The problem:
Give a verbatim copy of the lines below, minus the pictures.
Begin Record set
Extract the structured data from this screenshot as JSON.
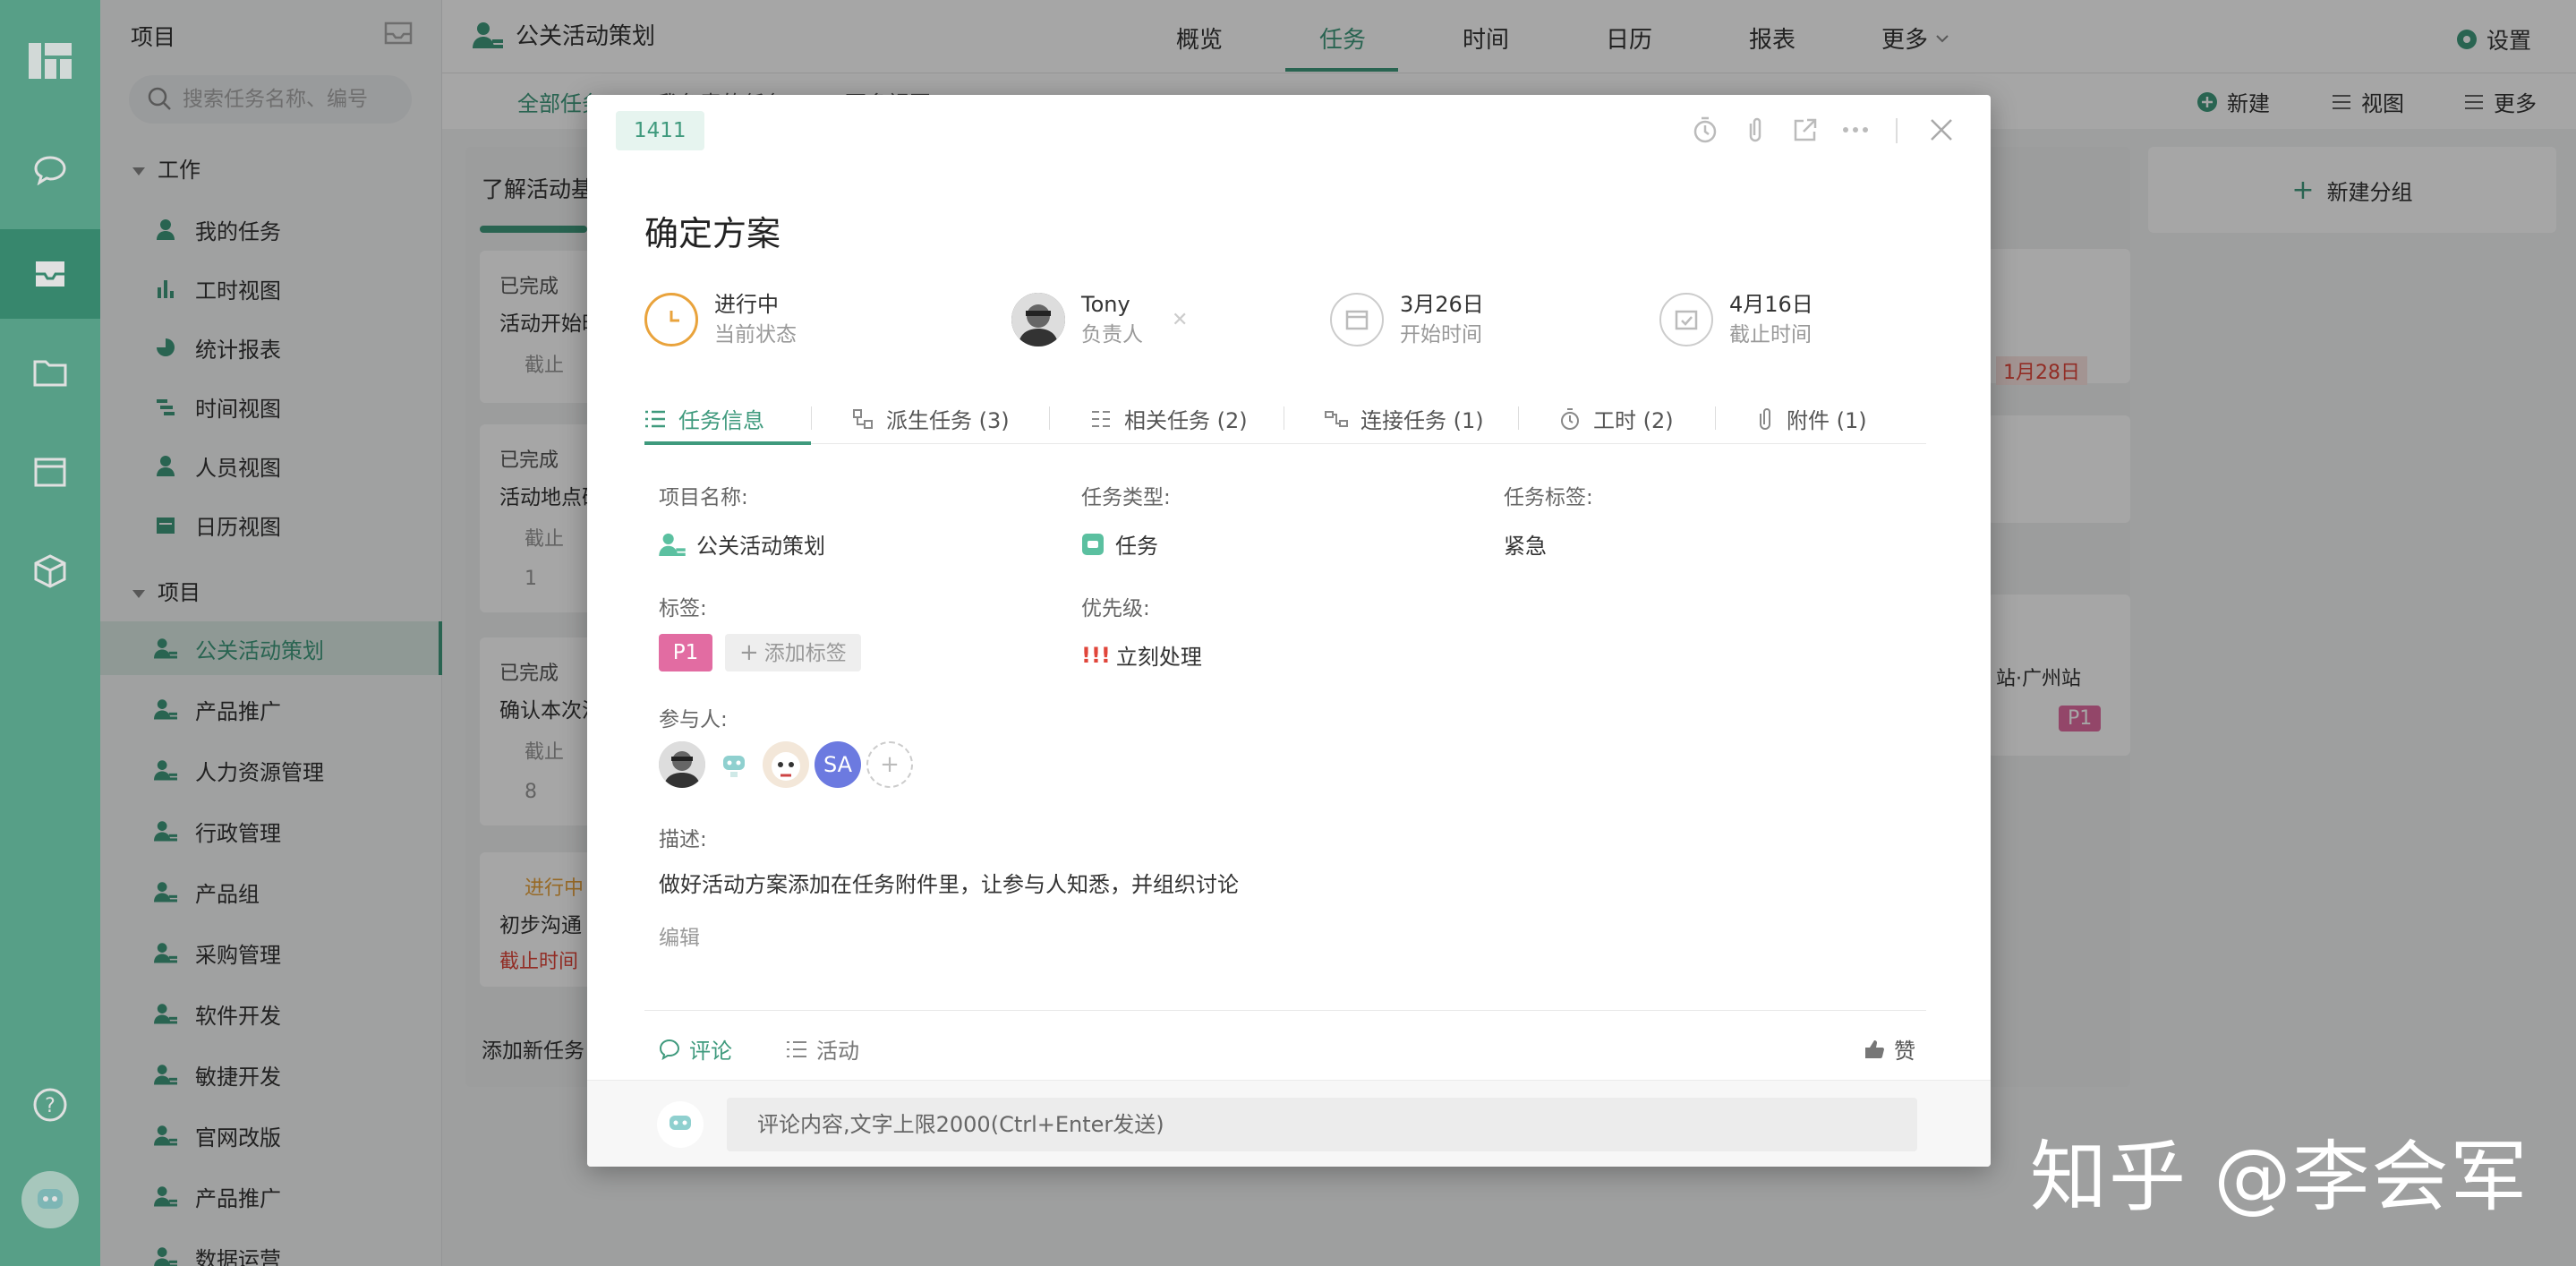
{
  "sidebar": {
    "title": "项目",
    "search_placeholder": "搜索任务名称、编号",
    "work_section": "工作",
    "work_items": [
      "我的任务",
      "工时视图",
      "统计报表",
      "时间视图",
      "人员视图",
      "日历视图"
    ],
    "project_section": "项目",
    "projects": [
      "公关活动策划",
      "产品推广",
      "人力资源管理",
      "行政管理",
      "产品组",
      "采购管理",
      "软件开发",
      "敏捷开发",
      "官网改版",
      "产品推广",
      "数据运营"
    ]
  },
  "topbar": {
    "project_name": "公关活动策划",
    "tabs": [
      "概览",
      "任务",
      "时间",
      "日历",
      "报表",
      "更多"
    ],
    "settings": "设置"
  },
  "subbar": {
    "filters": [
      "全部任务",
      "我负责的任务",
      "更多视图"
    ],
    "new": "新建",
    "view": "视图",
    "more": "更多"
  },
  "board": {
    "col1_title": "了解活动基本要求",
    "status_done": "已完成",
    "status_doing": "进行中",
    "cards": [
      "活动开始时间",
      "活动地点确认",
      "确认本次活动",
      "初步沟通"
    ],
    "deadline": "截止时间",
    "deadline_short": "截止",
    "attach_count_1": "1",
    "attach_count_2": "8",
    "add_task": "添加新任务",
    "new_group": "新建分组",
    "date_red": "1月28日",
    "station": "站·广州站",
    "p1": "P1"
  },
  "modal": {
    "id": "1411",
    "title": "确定方案",
    "status": {
      "value": "进行中",
      "label": "当前状态"
    },
    "owner": {
      "value": "Tony",
      "label": "负责人"
    },
    "start": {
      "value": "3月26日",
      "label": "开始时间"
    },
    "due": {
      "value": "4月16日",
      "label": "截止时间"
    },
    "tabs": [
      "任务信息",
      "派生任务 (3)",
      "相关任务 (2)",
      "连接任务 (1)",
      "工时 (2)",
      "附件 (1)"
    ],
    "fields": {
      "project_label": "项目名称:",
      "project_value": "公关活动策划",
      "type_label": "任务类型:",
      "type_value": "任务",
      "tasktag_label": "任务标签:",
      "tasktag_value": "紧急",
      "tags_label": "标签:",
      "tag_p1": "P1",
      "add_tag": "添加标签",
      "priority_label": "优先级:",
      "priority_marks": "!!!",
      "priority_value": "立刻处理",
      "participants_label": "参与人:",
      "participant_sa": "SA",
      "desc_label": "描述:",
      "desc_value": "做好活动方案添加在任务附件里，让参与人知悉，并组织讨论",
      "edit": "编辑"
    },
    "bottom_tabs": {
      "comment": "评论",
      "activity": "活动",
      "like": "赞"
    },
    "comment_placeholder": "评论内容,文字上限2000(Ctrl+Enter发送)"
  },
  "watermark": "知乎 @李会军",
  "colors": {
    "brand": "#3f9a7d",
    "rail": "#63b59a",
    "orange": "#e9a33c",
    "pink": "#e26ca2",
    "red": "#e0453a"
  }
}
End Record set
Written answer:
Extract the structured data from this screenshot as JSON.
{
  "sidebar": {
    "title": "项目",
    "search_placeholder": "搜索任务名称、编号",
    "work_section": "工作",
    "work_items": [
      "我的任务",
      "工时视图",
      "统计报表",
      "时间视图",
      "人员视图",
      "日历视图"
    ],
    "project_section": "项目",
    "projects": [
      "公关活动策划",
      "产品推广",
      "人力资源管理",
      "行政管理",
      "产品组",
      "采购管理",
      "软件开发",
      "敏捷开发",
      "官网改版",
      "产品推广",
      "数据运营"
    ]
  },
  "topbar": {
    "project_name": "公关活动策划",
    "tabs": [
      "概览",
      "任务",
      "时间",
      "日历",
      "报表",
      "更多"
    ],
    "settings": "设置"
  },
  "subbar": {
    "filters": [
      "全部任务",
      "我负责的任务",
      "更多视图"
    ],
    "new": "新建",
    "view": "视图",
    "more": "更多"
  },
  "board": {
    "col1_title": "了解活动基本要求",
    "status_done": "已完成",
    "status_doing": "进行中",
    "cards": [
      "活动开始时间",
      "活动地点确认",
      "确认本次活动",
      "初步沟通"
    ],
    "deadline": "截止时间",
    "deadline_short": "截止",
    "attach_count_1": "1",
    "attach_count_2": "8",
    "add_task": "添加新任务",
    "new_group": "新建分组",
    "date_red": "1月28日",
    "station": "站·广州站",
    "p1": "P1"
  },
  "modal": {
    "id": "1411",
    "title": "确定方案",
    "status": {
      "value": "进行中",
      "label": "当前状态"
    },
    "owner": {
      "value": "Tony",
      "label": "负责人"
    },
    "start": {
      "value": "3月26日",
      "label": "开始时间"
    },
    "due": {
      "value": "4月16日",
      "label": "截止时间"
    },
    "tabs": [
      "任务信息",
      "派生任务 (3)",
      "相关任务 (2)",
      "连接任务 (1)",
      "工时 (2)",
      "附件 (1)"
    ],
    "fields": {
      "project_label": "项目名称:",
      "project_value": "公关活动策划",
      "type_label": "任务类型:",
      "type_value": "任务",
      "tasktag_label": "任务标签:",
      "tasktag_value": "紧急",
      "tags_label": "标签:",
      "tag_p1": "P1",
      "add_tag": "添加标签",
      "priority_label": "优先级:",
      "priority_marks": "!!!",
      "priority_value": "立刻处理",
      "participants_label": "参与人:",
      "participant_sa": "SA",
      "desc_label": "描述:",
      "desc_value": "做好活动方案添加在任务附件里，让参与人知悉，并组织讨论",
      "edit": "编辑"
    },
    "bottom_tabs": {
      "comment": "评论",
      "activity": "活动",
      "like": "赞"
    },
    "comment_placeholder": "评论内容,文字上限2000(Ctrl+Enter发送)"
  },
  "watermark": "知乎 @李会军",
  "colors": {
    "brand": "#3f9a7d",
    "rail": "#63b59a",
    "orange": "#e9a33c",
    "pink": "#e26ca2",
    "red": "#e0453a"
  }
}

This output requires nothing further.